SET TASK> Wherever a line in the data below holds "весной", copy that line.

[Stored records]
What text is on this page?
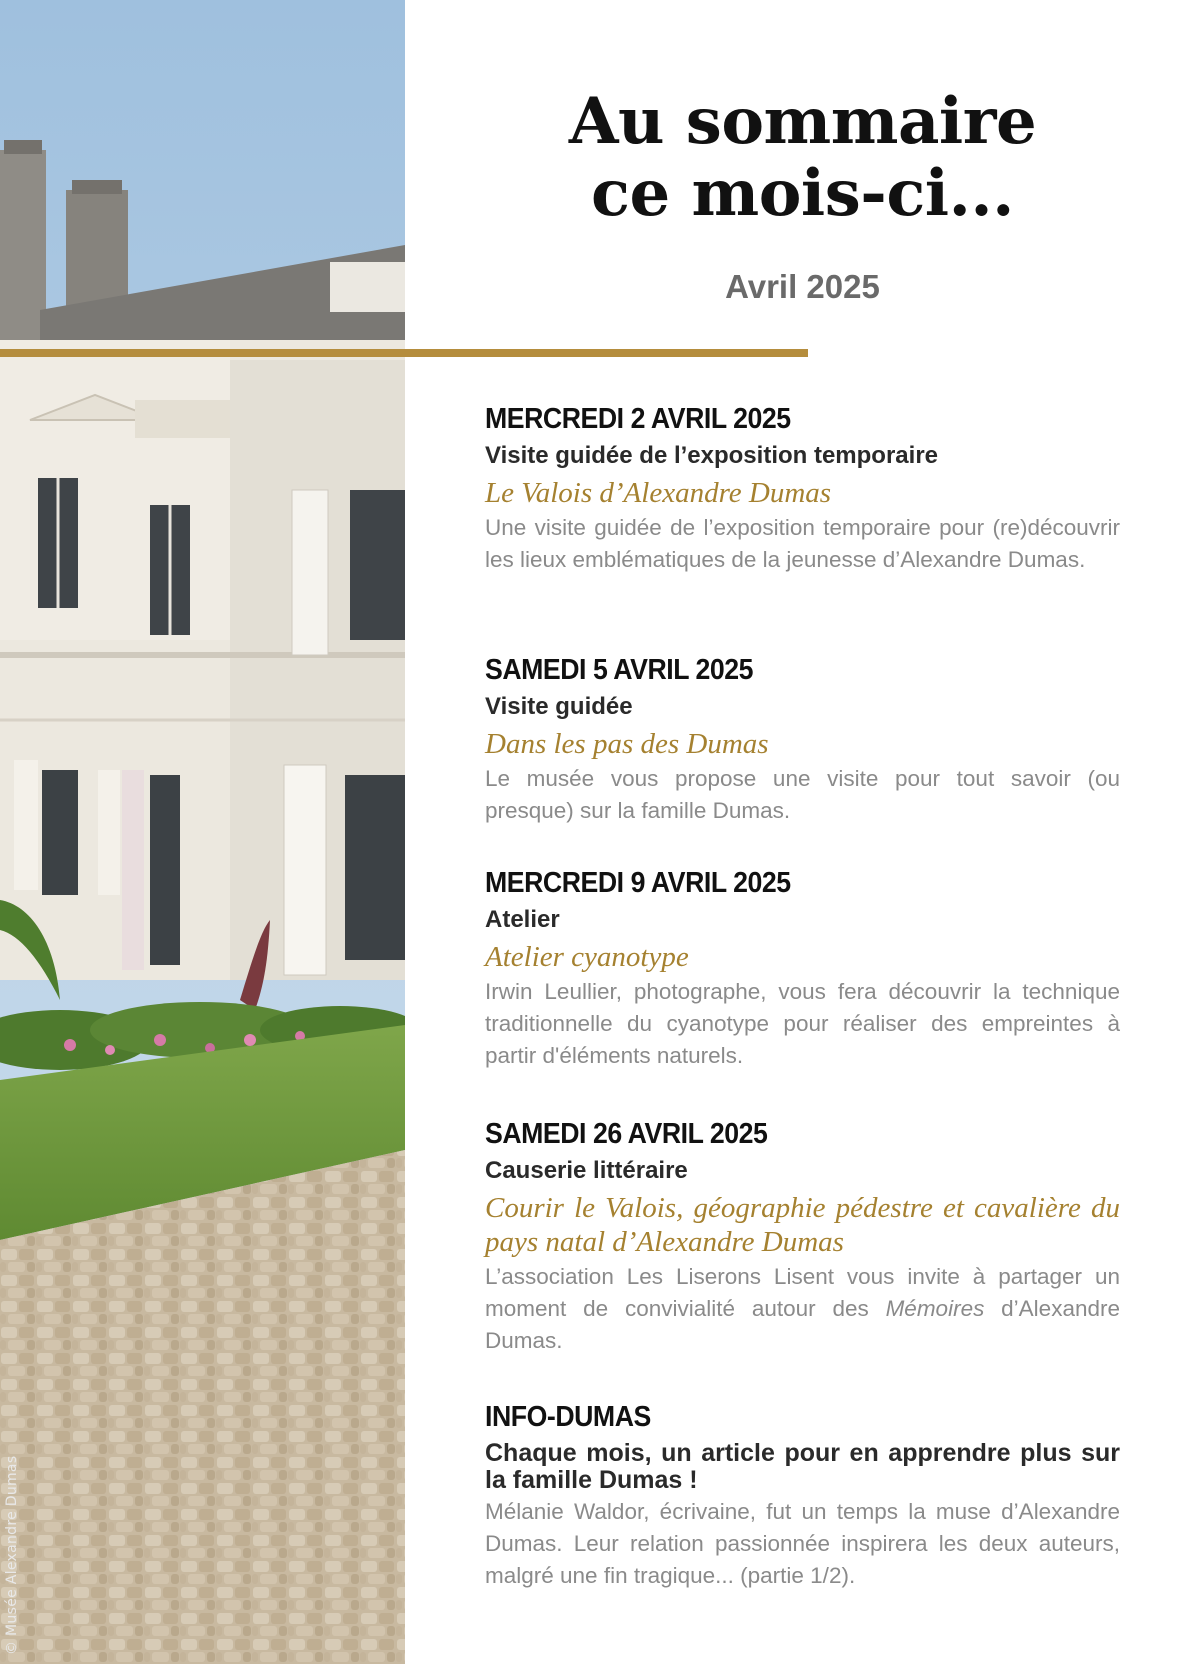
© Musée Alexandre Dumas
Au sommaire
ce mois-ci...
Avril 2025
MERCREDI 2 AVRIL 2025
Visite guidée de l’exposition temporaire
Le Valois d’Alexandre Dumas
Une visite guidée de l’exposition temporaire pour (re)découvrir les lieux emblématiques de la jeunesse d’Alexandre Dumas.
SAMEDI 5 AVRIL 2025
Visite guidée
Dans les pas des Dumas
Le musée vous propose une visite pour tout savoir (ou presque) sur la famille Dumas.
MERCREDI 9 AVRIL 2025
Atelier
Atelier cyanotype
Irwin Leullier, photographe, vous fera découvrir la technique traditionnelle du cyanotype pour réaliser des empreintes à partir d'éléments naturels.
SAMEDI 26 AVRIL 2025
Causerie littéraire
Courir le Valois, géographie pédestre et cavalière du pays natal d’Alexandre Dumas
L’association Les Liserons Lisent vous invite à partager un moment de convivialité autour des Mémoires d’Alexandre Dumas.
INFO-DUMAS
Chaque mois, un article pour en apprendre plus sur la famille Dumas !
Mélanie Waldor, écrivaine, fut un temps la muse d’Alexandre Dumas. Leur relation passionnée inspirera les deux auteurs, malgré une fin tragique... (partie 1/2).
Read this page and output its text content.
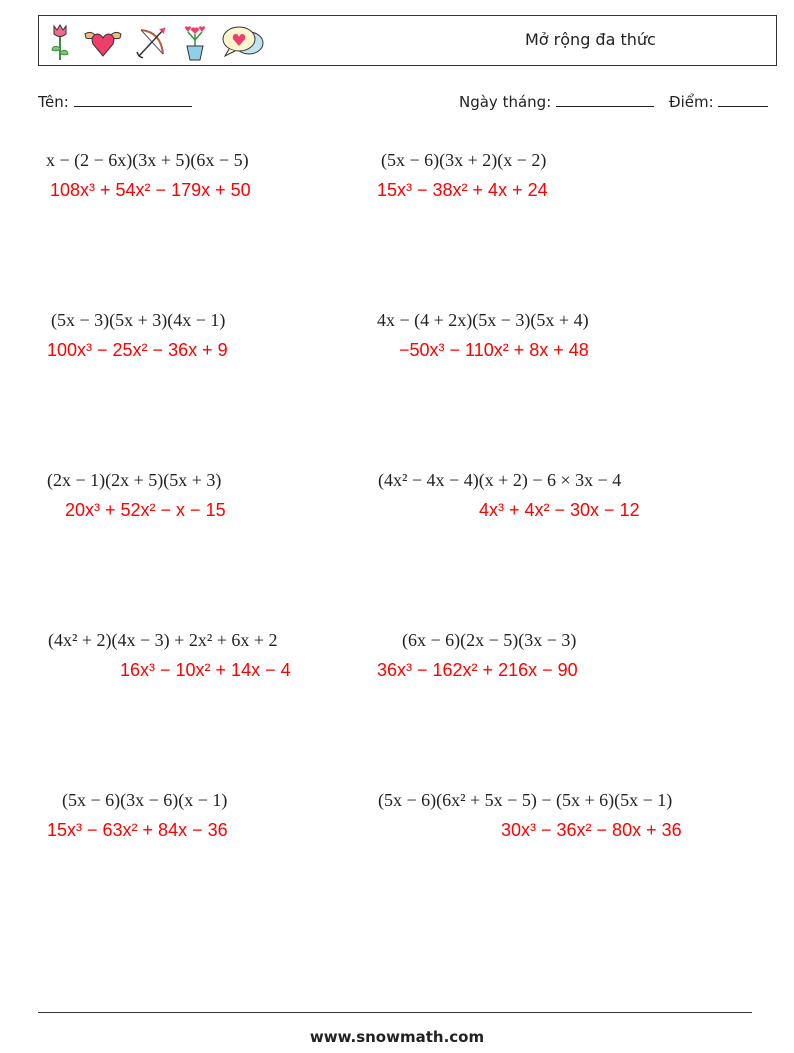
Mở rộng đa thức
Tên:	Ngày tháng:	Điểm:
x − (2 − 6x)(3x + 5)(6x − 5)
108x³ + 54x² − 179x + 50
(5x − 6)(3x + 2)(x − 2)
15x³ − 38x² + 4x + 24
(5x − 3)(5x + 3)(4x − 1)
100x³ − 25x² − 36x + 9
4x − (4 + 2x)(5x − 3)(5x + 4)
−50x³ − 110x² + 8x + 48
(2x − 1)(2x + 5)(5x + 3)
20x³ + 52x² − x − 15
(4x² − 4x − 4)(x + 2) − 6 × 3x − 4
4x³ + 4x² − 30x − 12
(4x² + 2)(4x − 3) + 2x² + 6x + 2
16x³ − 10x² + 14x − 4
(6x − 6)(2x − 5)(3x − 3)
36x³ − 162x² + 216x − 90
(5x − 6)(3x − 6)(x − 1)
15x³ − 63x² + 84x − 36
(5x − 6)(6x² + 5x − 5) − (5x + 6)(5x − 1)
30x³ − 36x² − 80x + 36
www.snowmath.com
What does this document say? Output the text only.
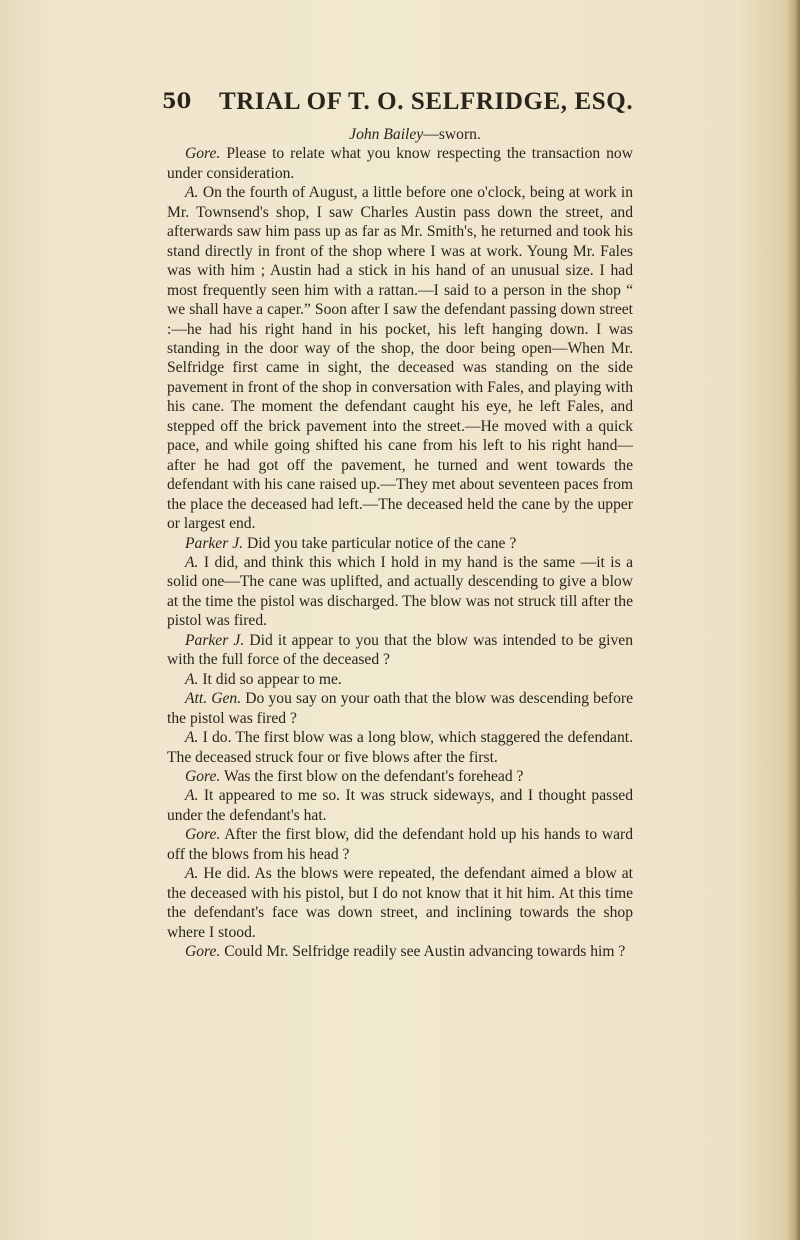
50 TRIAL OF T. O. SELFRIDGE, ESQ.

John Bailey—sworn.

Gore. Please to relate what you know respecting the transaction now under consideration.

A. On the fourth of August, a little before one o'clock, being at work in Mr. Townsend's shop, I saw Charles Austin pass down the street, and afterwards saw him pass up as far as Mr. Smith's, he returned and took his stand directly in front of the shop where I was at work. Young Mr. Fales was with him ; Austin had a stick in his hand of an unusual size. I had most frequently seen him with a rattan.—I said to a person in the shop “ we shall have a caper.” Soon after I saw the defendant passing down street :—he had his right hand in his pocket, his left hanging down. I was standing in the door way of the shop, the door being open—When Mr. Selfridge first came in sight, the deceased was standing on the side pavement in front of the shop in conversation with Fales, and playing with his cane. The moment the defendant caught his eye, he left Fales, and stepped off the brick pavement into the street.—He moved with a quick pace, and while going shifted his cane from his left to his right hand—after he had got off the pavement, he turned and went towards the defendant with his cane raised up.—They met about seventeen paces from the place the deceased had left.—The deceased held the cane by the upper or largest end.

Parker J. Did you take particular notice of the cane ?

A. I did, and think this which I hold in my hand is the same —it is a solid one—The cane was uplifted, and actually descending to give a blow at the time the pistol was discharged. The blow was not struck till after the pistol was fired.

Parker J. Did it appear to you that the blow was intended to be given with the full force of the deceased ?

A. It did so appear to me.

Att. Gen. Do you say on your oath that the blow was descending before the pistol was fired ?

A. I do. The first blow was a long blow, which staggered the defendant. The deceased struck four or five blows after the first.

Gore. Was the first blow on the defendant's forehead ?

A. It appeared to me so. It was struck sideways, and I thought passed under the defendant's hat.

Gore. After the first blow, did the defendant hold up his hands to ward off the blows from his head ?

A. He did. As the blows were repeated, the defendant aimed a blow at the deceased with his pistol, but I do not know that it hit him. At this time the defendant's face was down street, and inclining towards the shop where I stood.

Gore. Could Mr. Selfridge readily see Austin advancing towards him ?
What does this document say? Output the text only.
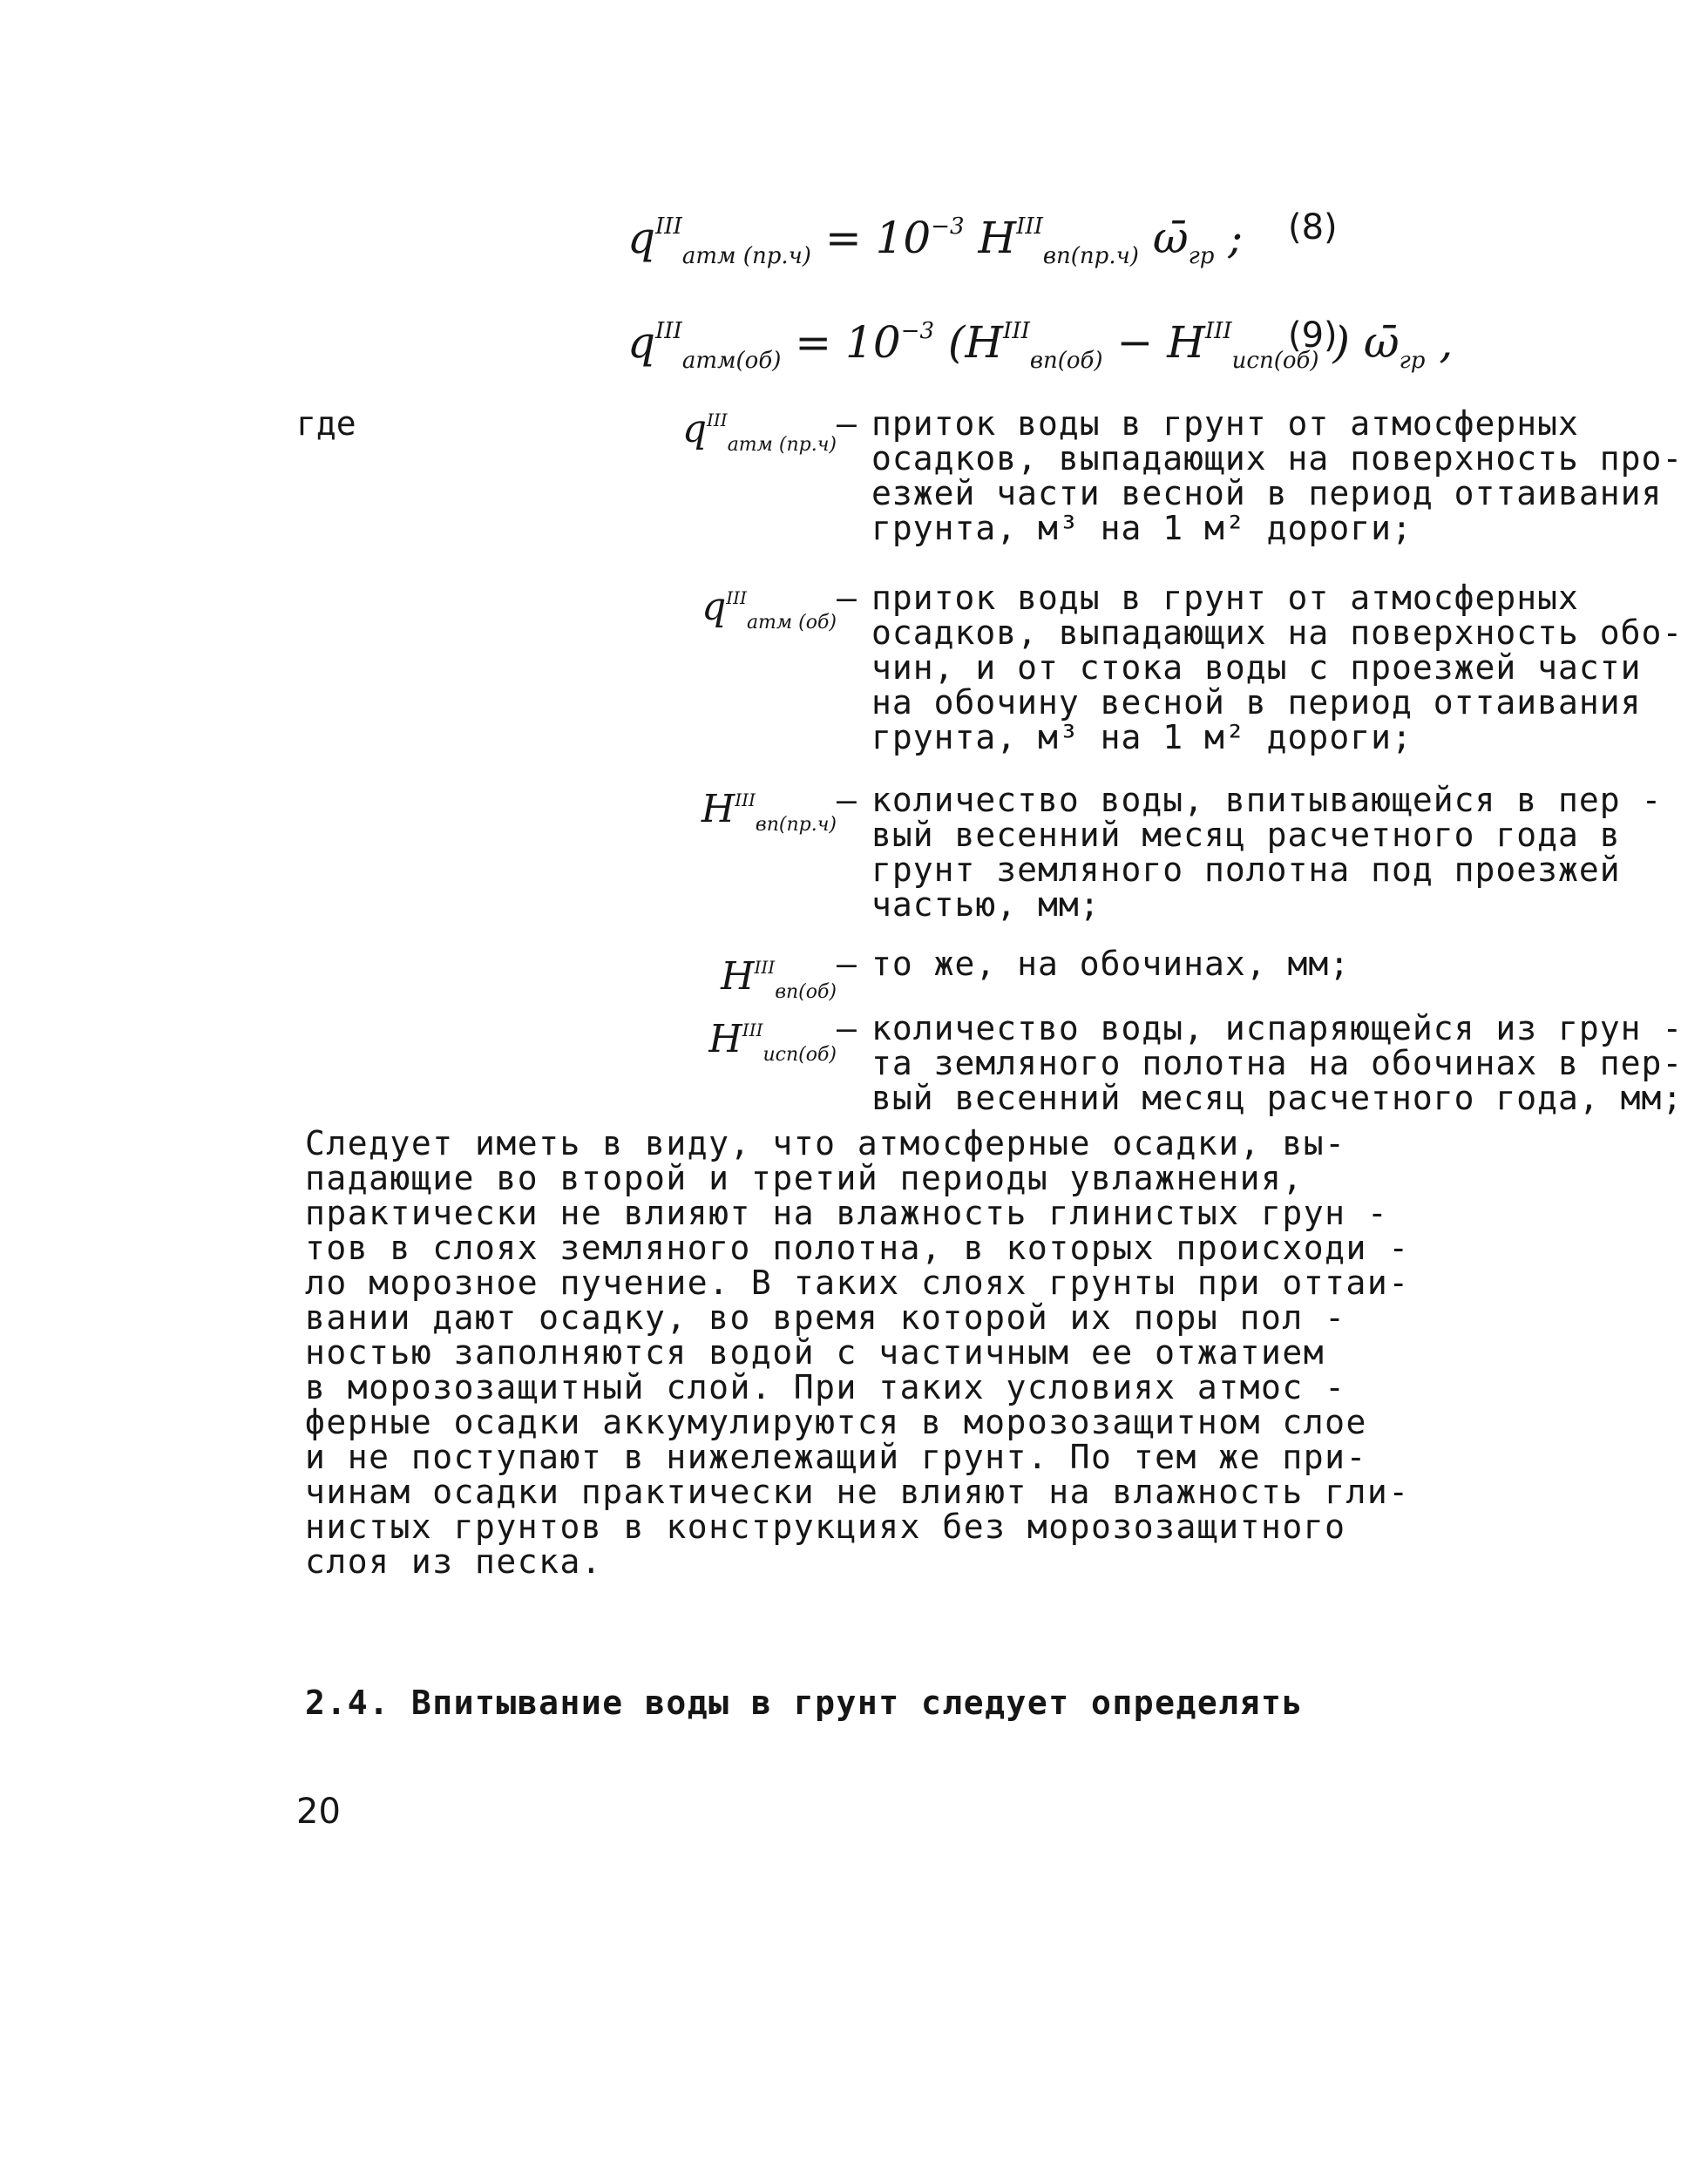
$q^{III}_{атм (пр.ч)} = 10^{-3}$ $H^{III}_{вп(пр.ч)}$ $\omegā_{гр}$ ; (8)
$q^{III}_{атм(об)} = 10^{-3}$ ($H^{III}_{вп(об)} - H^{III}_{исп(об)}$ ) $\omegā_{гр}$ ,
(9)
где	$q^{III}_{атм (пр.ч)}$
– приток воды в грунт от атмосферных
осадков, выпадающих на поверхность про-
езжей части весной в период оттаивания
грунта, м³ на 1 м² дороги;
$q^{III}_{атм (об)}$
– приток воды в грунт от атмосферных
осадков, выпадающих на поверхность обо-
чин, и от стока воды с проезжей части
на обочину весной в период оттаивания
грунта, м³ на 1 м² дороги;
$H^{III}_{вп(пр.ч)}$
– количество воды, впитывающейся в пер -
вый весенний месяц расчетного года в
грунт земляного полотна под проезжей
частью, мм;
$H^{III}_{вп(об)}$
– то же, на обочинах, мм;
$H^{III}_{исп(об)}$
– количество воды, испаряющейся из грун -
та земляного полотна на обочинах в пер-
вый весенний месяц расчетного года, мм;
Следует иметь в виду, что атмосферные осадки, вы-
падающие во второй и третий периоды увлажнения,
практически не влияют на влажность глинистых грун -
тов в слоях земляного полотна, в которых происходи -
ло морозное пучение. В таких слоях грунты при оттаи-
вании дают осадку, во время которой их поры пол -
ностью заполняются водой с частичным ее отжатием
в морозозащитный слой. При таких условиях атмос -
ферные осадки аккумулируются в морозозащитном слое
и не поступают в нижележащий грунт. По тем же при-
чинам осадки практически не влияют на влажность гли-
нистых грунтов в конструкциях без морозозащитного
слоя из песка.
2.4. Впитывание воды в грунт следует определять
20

FINAL RESULT>
езжей части весной в период оттаивания
на обочину весной в период оттаивания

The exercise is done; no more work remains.